■ **Exercise instructions**: Write the next part of the passage on the JobKeeper decline-in-turnover test, beginning right after its final sentence.

■ **Text for analysis**:

There has been some confusion around the correct basis for determining the decline in turnover when applying the basic turnover test for the JobKeeper Scheme due, in part, to the reference to ‘cash and accruals’ in the guidance document on the ATO website.
I’ve collaborated with my colleague Bruce Quigley, Senior Adviser at The Tax Institute, to try to make sense of this issue, and provide a useful example for tax practitioners. This may not be easy for some businesses.
Under the Coronavirus Economic Response Package (Payments and Benefits) Rules 2020 (the Rules) a business satisfies the decline in turnover test if it’s projected GST turnover for a turnover test period (month or quarter) in which the test time occurs, falls short (generally by 30%) of the business’ current GST turnover for a relevant comparison period.
Both terms contain the concept of the ‘values of supplies made or likely to be made’ in a particular period. The turnover calculation under the Rules requires a business to include sales that have been made, or likely to be made, in the relevant month or quarter without any reference to when payments are made. That is, the calculations are based on the time a business makes the sales.

■ **Extracted entries**:
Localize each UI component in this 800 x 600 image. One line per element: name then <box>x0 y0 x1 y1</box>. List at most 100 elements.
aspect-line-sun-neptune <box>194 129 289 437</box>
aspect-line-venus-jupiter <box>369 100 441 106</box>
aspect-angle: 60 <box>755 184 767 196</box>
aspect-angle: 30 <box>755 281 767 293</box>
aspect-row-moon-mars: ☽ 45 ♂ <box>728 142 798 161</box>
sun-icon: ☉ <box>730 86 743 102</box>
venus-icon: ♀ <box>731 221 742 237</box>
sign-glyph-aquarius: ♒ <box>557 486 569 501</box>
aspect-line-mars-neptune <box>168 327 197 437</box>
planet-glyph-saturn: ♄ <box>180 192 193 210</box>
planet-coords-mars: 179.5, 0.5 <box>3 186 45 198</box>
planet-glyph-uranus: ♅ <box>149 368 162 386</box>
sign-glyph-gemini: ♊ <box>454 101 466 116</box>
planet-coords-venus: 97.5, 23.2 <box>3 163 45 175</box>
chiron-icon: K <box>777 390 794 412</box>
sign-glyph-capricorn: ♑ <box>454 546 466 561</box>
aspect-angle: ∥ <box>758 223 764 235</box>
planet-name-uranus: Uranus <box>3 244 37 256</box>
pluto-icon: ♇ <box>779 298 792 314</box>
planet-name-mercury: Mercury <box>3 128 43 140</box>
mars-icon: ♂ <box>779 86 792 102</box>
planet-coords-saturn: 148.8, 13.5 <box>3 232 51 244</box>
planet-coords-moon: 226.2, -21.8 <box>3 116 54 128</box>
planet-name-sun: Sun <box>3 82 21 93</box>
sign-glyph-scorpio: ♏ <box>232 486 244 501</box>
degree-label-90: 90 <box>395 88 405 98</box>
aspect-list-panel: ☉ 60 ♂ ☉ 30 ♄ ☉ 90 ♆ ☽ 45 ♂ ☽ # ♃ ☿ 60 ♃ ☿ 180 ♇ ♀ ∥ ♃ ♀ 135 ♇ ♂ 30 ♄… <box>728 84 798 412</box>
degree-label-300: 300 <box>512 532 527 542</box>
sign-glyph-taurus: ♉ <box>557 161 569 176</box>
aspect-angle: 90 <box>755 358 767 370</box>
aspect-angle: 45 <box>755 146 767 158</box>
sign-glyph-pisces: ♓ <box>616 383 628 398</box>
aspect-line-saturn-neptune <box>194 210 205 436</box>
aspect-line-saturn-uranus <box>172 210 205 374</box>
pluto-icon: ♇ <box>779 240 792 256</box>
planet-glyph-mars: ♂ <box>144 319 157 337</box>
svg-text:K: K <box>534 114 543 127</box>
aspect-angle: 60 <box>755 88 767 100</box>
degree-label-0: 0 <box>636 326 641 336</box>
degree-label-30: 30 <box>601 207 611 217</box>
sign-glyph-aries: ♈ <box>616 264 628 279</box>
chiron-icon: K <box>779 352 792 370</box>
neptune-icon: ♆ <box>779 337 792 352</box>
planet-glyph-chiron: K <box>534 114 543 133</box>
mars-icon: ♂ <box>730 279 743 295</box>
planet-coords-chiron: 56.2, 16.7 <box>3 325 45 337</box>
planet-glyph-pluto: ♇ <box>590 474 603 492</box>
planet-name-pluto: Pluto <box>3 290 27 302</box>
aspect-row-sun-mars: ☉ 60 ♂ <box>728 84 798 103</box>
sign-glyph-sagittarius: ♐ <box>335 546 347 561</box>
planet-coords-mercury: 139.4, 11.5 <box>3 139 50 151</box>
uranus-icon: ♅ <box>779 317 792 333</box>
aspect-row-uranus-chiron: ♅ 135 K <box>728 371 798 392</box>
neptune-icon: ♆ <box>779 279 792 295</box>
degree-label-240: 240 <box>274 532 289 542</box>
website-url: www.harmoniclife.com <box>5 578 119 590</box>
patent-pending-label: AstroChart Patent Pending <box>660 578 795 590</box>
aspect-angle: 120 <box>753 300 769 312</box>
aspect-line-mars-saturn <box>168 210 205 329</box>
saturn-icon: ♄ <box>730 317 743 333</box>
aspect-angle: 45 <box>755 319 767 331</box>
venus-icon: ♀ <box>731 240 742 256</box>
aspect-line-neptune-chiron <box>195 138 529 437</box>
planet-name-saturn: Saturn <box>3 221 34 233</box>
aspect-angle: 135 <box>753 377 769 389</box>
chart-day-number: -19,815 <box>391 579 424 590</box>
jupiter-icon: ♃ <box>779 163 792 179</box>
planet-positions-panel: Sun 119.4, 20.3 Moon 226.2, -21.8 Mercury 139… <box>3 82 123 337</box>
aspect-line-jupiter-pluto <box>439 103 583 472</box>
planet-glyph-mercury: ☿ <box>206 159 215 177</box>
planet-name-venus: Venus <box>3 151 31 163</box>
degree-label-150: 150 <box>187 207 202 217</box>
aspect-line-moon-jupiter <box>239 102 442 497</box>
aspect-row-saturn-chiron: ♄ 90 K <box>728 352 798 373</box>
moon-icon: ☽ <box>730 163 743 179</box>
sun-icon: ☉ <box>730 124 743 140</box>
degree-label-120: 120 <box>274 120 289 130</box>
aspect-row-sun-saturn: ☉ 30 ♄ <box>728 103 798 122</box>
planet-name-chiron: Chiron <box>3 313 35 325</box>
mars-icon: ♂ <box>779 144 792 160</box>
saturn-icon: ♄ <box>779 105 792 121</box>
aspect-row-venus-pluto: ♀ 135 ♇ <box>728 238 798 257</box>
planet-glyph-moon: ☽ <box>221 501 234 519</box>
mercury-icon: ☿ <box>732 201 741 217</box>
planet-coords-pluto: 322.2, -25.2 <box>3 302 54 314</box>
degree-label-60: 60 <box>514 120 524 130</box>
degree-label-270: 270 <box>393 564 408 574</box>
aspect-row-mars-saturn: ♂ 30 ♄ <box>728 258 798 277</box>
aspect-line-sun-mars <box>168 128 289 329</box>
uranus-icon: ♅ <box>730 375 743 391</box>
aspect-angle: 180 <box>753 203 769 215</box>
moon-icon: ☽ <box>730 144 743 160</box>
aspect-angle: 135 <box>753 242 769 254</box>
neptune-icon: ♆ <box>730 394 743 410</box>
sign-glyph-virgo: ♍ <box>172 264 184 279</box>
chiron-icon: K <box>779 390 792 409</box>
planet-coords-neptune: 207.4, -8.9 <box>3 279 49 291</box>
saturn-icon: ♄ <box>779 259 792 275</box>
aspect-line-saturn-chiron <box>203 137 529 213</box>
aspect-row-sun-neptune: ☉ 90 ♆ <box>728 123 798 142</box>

■ **Response to the task**:
In the guidance document referred to above and Law Companion Ruling 2020/1, the ATO appears to be offering an administrative approach (not totally consistent with the Rules) to make it easier for some businesses to satisfy the decline in turnover basic calculation, by stating that, ‘you may use a cash or accruals approach to determining the value of your sales in the relevant month or quarter’.
The guide emphasises that whichever basis is used must be used consistently in comparing the month or quarter in 2020, with the comparison month or quarter in 2019.
This approach may not be beneficial for all businesses as the following example illustrates.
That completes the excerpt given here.